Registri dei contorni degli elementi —
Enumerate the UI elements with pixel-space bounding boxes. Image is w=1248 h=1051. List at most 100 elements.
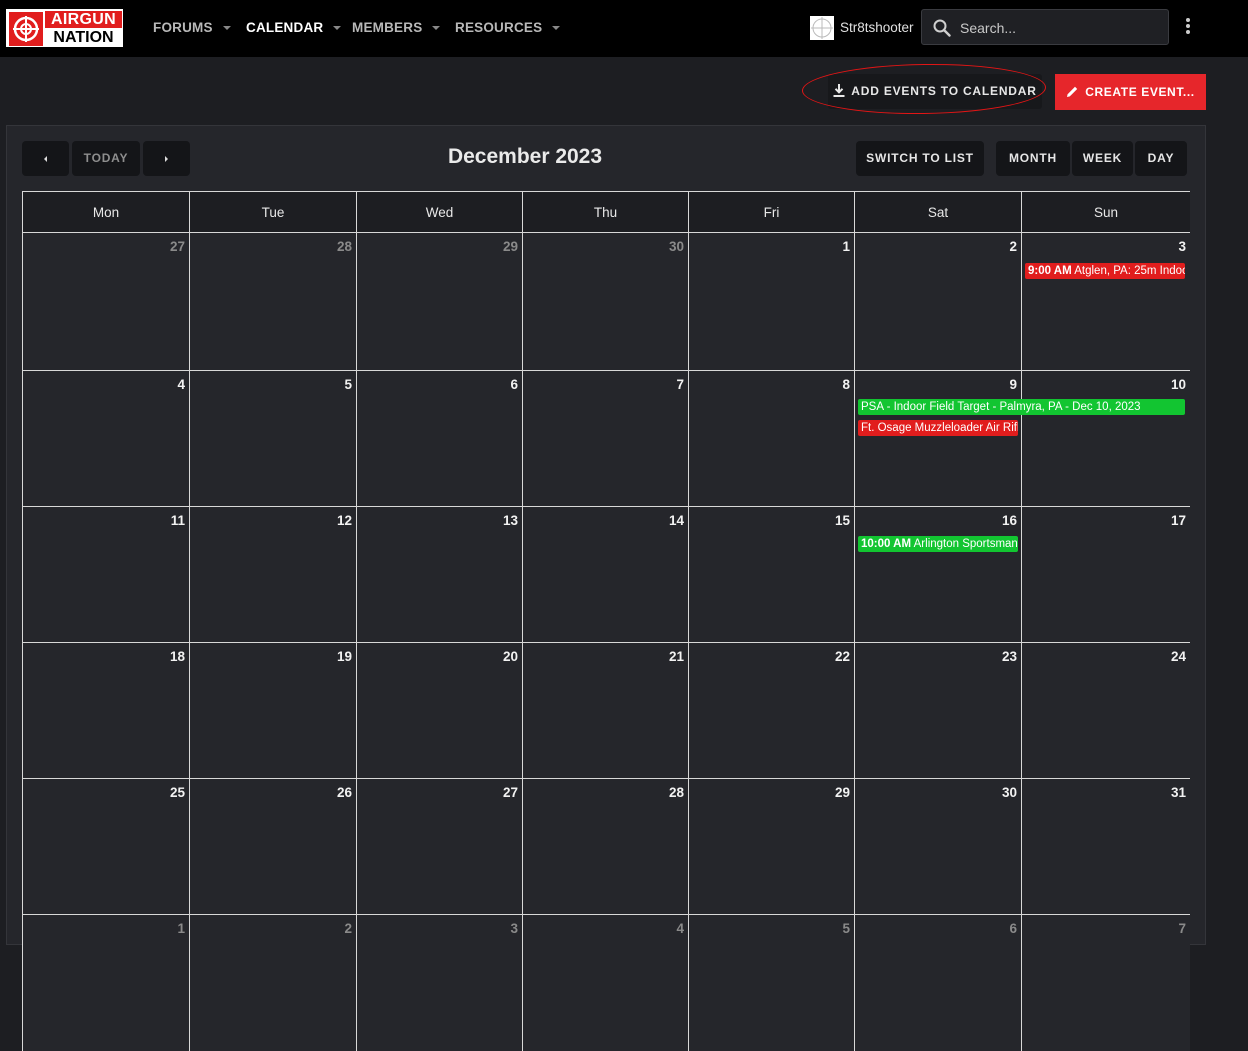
day-number[interactable]: 1 [177, 921, 185, 936]
day-cell[interactable]: 9 [854, 370, 1021, 506]
nav-calendar[interactable]: CALENDAR [246, 18, 342, 38]
day-number[interactable]: 5 [344, 377, 352, 392]
view-month-button[interactable]: MONTH [996, 141, 1070, 176]
day-cell[interactable]: 12 [189, 506, 356, 642]
day-number[interactable]: 17 [1171, 513, 1186, 528]
day-cell[interactable]: 7 [1021, 914, 1190, 1051]
calendar-event[interactable]: Ft. Osage Muzzleloader Air Rifle [858, 420, 1018, 436]
day-number[interactable]: 10 [1171, 377, 1186, 392]
day-cell[interactable]: 18 [22, 642, 189, 778]
day-cell[interactable]: 25 [22, 778, 189, 914]
day-cell[interactable]: 28 [522, 778, 688, 914]
day-number[interactable]: 12 [337, 513, 352, 528]
prev-month-button[interactable] [22, 141, 69, 176]
day-number[interactable]: 7 [1178, 921, 1186, 936]
day-number[interactable]: 11 [171, 513, 185, 528]
create-event-button[interactable]: CREATE EVENT... [1055, 74, 1206, 110]
username[interactable]: Str8tshooter [840, 18, 914, 38]
calendar-event[interactable]: 9:00 AM Atglen, PA: 25m Indoor [1025, 263, 1185, 279]
day-cell[interactable]: 14 [522, 506, 688, 642]
day-cell[interactable]: 30 [522, 232, 688, 370]
day-number[interactable]: 13 [503, 513, 518, 528]
day-number[interactable]: 3 [510, 921, 518, 936]
day-number[interactable]: 31 [1171, 785, 1186, 800]
day-number[interactable]: 18 [170, 649, 185, 664]
search-input[interactable] [958, 16, 1162, 40]
airgun-nation-logo[interactable]: AIRGUN NATION [6, 9, 123, 47]
day-number[interactable]: 9 [1009, 377, 1017, 392]
day-number[interactable]: 2 [1009, 239, 1017, 254]
today-button[interactable]: TODAY [72, 141, 140, 176]
day-cell[interactable]: 5 [189, 370, 356, 506]
day-cell[interactable]: 27 [22, 232, 189, 370]
day-number[interactable]: 30 [1002, 785, 1017, 800]
day-cell[interactable]: 1 [688, 232, 854, 370]
chevron-down-icon[interactable] [333, 26, 342, 31]
day-number[interactable]: 6 [510, 377, 518, 392]
day-number[interactable]: 27 [170, 239, 185, 254]
day-number[interactable]: 28 [337, 239, 352, 254]
day-number[interactable]: 1 [842, 239, 850, 254]
day-cell[interactable]: 3 [1021, 232, 1190, 370]
day-cell[interactable]: 19 [189, 642, 356, 778]
view-day-button[interactable]: DAY [1135, 141, 1187, 176]
day-number[interactable]: 14 [669, 513, 684, 528]
day-cell[interactable]: 27 [356, 778, 522, 914]
day-cell[interactable]: 13 [356, 506, 522, 642]
day-cell[interactable]: 2 [854, 232, 1021, 370]
day-cell[interactable]: 4 [22, 370, 189, 506]
day-number[interactable]: 25 [170, 785, 185, 800]
view-week-button[interactable]: WEEK [1072, 141, 1133, 176]
avatar[interactable] [810, 16, 834, 40]
day-number[interactable]: 21 [669, 649, 684, 664]
calendar-event[interactable]: PSA - Indoor Field Target - Palmyra, PA … [858, 399, 1185, 415]
day-number[interactable]: 6 [1009, 921, 1017, 936]
day-cell[interactable]: 2 [189, 914, 356, 1051]
day-cell[interactable]: 22 [688, 642, 854, 778]
day-number[interactable]: 23 [1002, 649, 1017, 664]
chevron-down-icon[interactable] [222, 26, 231, 31]
day-number[interactable]: 28 [669, 785, 684, 800]
chevron-down-icon[interactable] [432, 26, 441, 31]
day-cell[interactable]: 16 [854, 506, 1021, 642]
day-cell[interactable]: 23 [854, 642, 1021, 778]
day-cell[interactable]: 24 [1021, 642, 1190, 778]
day-cell[interactable]: 6 [854, 914, 1021, 1051]
day-cell[interactable]: 8 [688, 370, 854, 506]
day-cell[interactable]: 31 [1021, 778, 1190, 914]
day-cell[interactable]: 4 [522, 914, 688, 1051]
day-number[interactable]: 30 [669, 239, 684, 254]
switch-to-list-button[interactable]: SWITCH TO LIST [856, 141, 984, 176]
day-number[interactable]: 19 [337, 649, 352, 664]
day-cell[interactable]: 3 [356, 914, 522, 1051]
day-cell[interactable]: 20 [356, 642, 522, 778]
day-cell[interactable]: 6 [356, 370, 522, 506]
day-cell[interactable]: 17 [1021, 506, 1190, 642]
nav-members[interactable]: MEMBERS [352, 18, 441, 38]
day-number[interactable]: 8 [842, 377, 850, 392]
day-cell[interactable]: 5 [688, 914, 854, 1051]
more-options-icon[interactable] [1183, 18, 1193, 38]
day-number[interactable]: 2 [344, 921, 352, 936]
day-number[interactable]: 24 [1171, 649, 1186, 664]
day-cell[interactable]: 28 [189, 232, 356, 370]
search-box[interactable] [921, 9, 1169, 45]
day-cell[interactable]: 7 [522, 370, 688, 506]
day-number[interactable]: 15 [835, 513, 850, 528]
day-cell[interactable]: 11 [22, 506, 189, 642]
day-number[interactable]: 4 [177, 377, 185, 392]
day-number[interactable]: 20 [503, 649, 518, 664]
day-cell[interactable]: 10 [1021, 370, 1190, 506]
nav-resources[interactable]: RESOURCES [455, 18, 561, 38]
day-number[interactable]: 5 [842, 921, 850, 936]
day-cell[interactable]: 26 [189, 778, 356, 914]
next-month-button[interactable] [143, 141, 190, 176]
nav-forums[interactable]: FORUMS [153, 18, 231, 38]
chevron-down-icon[interactable] [552, 26, 561, 31]
day-number[interactable]: 29 [835, 785, 850, 800]
day-number[interactable]: 27 [503, 785, 518, 800]
day-cell[interactable]: 29 [356, 232, 522, 370]
day-number[interactable]: 26 [337, 785, 352, 800]
day-cell[interactable]: 1 [22, 914, 189, 1051]
day-cell[interactable]: 29 [688, 778, 854, 914]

OBIETTIVO — Puoi ricopiare fedelmente, riga per riga, tutto il materiale qui sopra, escludendo le immagini?

RISPOSTA —
Enumerate the UI elements with pixel-space bounding boxes. Image is w=1248 h=1051. List at most 100 elements.
day-number[interactable]: 1 [177, 921, 185, 936]
day-cell[interactable]: 9 [854, 370, 1021, 506]
nav-calendar[interactable]: CALENDAR [246, 18, 342, 38]
day-number[interactable]: 5 [344, 377, 352, 392]
view-month-button[interactable]: MONTH [996, 141, 1070, 176]
day-cell[interactable]: 12 [189, 506, 356, 642]
day-number[interactable]: 17 [1171, 513, 1186, 528]
day-cell[interactable]: 7 [1021, 914, 1190, 1051]
calendar-event[interactable]: Ft. Osage Muzzleloader Air Rifle [858, 420, 1018, 436]
day-number[interactable]: 10 [1171, 377, 1186, 392]
day-cell[interactable]: 18 [22, 642, 189, 778]
day-cell[interactable]: 25 [22, 778, 189, 914]
day-cell[interactable]: 28 [522, 778, 688, 914]
day-number[interactable]: 12 [337, 513, 352, 528]
prev-month-button[interactable] [22, 141, 69, 176]
day-number[interactable]: 7 [1178, 921, 1186, 936]
day-number[interactable]: 11 [171, 513, 185, 528]
create-event-button[interactable]: CREATE EVENT... [1055, 74, 1206, 110]
username[interactable]: Str8tshooter [840, 18, 914, 38]
calendar-event[interactable]: 9:00 AM Atglen, PA: 25m Indoor [1025, 263, 1185, 279]
day-cell[interactable]: 14 [522, 506, 688, 642]
day-cell[interactable]: 30 [522, 232, 688, 370]
day-number[interactable]: 13 [503, 513, 518, 528]
day-number[interactable]: 3 [510, 921, 518, 936]
day-number[interactable]: 31 [1171, 785, 1186, 800]
day-number[interactable]: 18 [170, 649, 185, 664]
search-input[interactable] [958, 16, 1162, 40]
airgun-nation-logo[interactable]: AIRGUN NATION [6, 9, 123, 47]
day-number[interactable]: 9 [1009, 377, 1017, 392]
day-number[interactable]: 2 [1009, 239, 1017, 254]
today-button[interactable]: TODAY [72, 141, 140, 176]
day-cell[interactable]: 5 [189, 370, 356, 506]
day-cell[interactable]: 27 [22, 232, 189, 370]
day-number[interactable]: 30 [1002, 785, 1017, 800]
day-cell[interactable]: 1 [688, 232, 854, 370]
chevron-down-icon[interactable] [333, 26, 342, 31]
day-number[interactable]: 6 [510, 377, 518, 392]
day-number[interactable]: 27 [170, 239, 185, 254]
day-number[interactable]: 28 [337, 239, 352, 254]
day-number[interactable]: 1 [842, 239, 850, 254]
day-cell[interactable]: 3 [1021, 232, 1190, 370]
day-cell[interactable]: 19 [189, 642, 356, 778]
view-day-button[interactable]: DAY [1135, 141, 1187, 176]
day-number[interactable]: 14 [669, 513, 684, 528]
day-cell[interactable]: 27 [356, 778, 522, 914]
day-cell[interactable]: 13 [356, 506, 522, 642]
day-cell[interactable]: 2 [854, 232, 1021, 370]
day-cell[interactable]: 4 [22, 370, 189, 506]
day-number[interactable]: 25 [170, 785, 185, 800]
view-week-button[interactable]: WEEK [1072, 141, 1133, 176]
avatar[interactable] [810, 16, 834, 40]
day-number[interactable]: 21 [669, 649, 684, 664]
calendar-event[interactable]: PSA - Indoor Field Target - Palmyra, PA … [858, 399, 1185, 415]
day-number[interactable]: 6 [1009, 921, 1017, 936]
day-cell[interactable]: 2 [189, 914, 356, 1051]
day-cell[interactable]: 22 [688, 642, 854, 778]
day-number[interactable]: 23 [1002, 649, 1017, 664]
chevron-down-icon[interactable] [222, 26, 231, 31]
day-number[interactable]: 28 [669, 785, 684, 800]
chevron-down-icon[interactable] [432, 26, 441, 31]
day-cell[interactable]: 16 [854, 506, 1021, 642]
day-cell[interactable]: 23 [854, 642, 1021, 778]
day-cell[interactable]: 24 [1021, 642, 1190, 778]
day-cell[interactable]: 6 [854, 914, 1021, 1051]
day-cell[interactable]: 8 [688, 370, 854, 506]
day-cell[interactable]: 31 [1021, 778, 1190, 914]
day-cell[interactable]: 4 [522, 914, 688, 1051]
day-number[interactable]: 30 [669, 239, 684, 254]
switch-to-list-button[interactable]: SWITCH TO LIST [856, 141, 984, 176]
day-number[interactable]: 19 [337, 649, 352, 664]
day-cell[interactable]: 3 [356, 914, 522, 1051]
day-cell[interactable]: 20 [356, 642, 522, 778]
day-cell[interactable]: 6 [356, 370, 522, 506]
day-cell[interactable]: 17 [1021, 506, 1190, 642]
nav-members[interactable]: MEMBERS [352, 18, 441, 38]
day-number[interactable]: 8 [842, 377, 850, 392]
day-cell[interactable]: 5 [688, 914, 854, 1051]
more-options-icon[interactable] [1183, 18, 1193, 38]
day-number[interactable]: 2 [344, 921, 352, 936]
day-number[interactable]: 24 [1171, 649, 1186, 664]
day-cell[interactable]: 28 [189, 232, 356, 370]
search-box[interactable] [921, 9, 1169, 45]
day-cell[interactable]: 7 [522, 370, 688, 506]
day-number[interactable]: 15 [835, 513, 850, 528]
day-cell[interactable]: 11 [22, 506, 189, 642]
day-number[interactable]: 4 [177, 377, 185, 392]
day-number[interactable]: 20 [503, 649, 518, 664]
day-cell[interactable]: 10 [1021, 370, 1190, 506]
nav-resources[interactable]: RESOURCES [455, 18, 561, 38]
day-number[interactable]: 5 [842, 921, 850, 936]
day-cell[interactable]: 26 [189, 778, 356, 914]
next-month-button[interactable] [143, 141, 190, 176]
nav-forums[interactable]: FORUMS [153, 18, 231, 38]
chevron-down-icon[interactable] [552, 26, 561, 31]
day-number[interactable]: 29 [835, 785, 850, 800]
day-number[interactable]: 27 [503, 785, 518, 800]
day-cell[interactable]: 29 [356, 232, 522, 370]
day-number[interactable]: 26 [337, 785, 352, 800]
day-cell[interactable]: 1 [22, 914, 189, 1051]
day-cell[interactable]: 29 [688, 778, 854, 914]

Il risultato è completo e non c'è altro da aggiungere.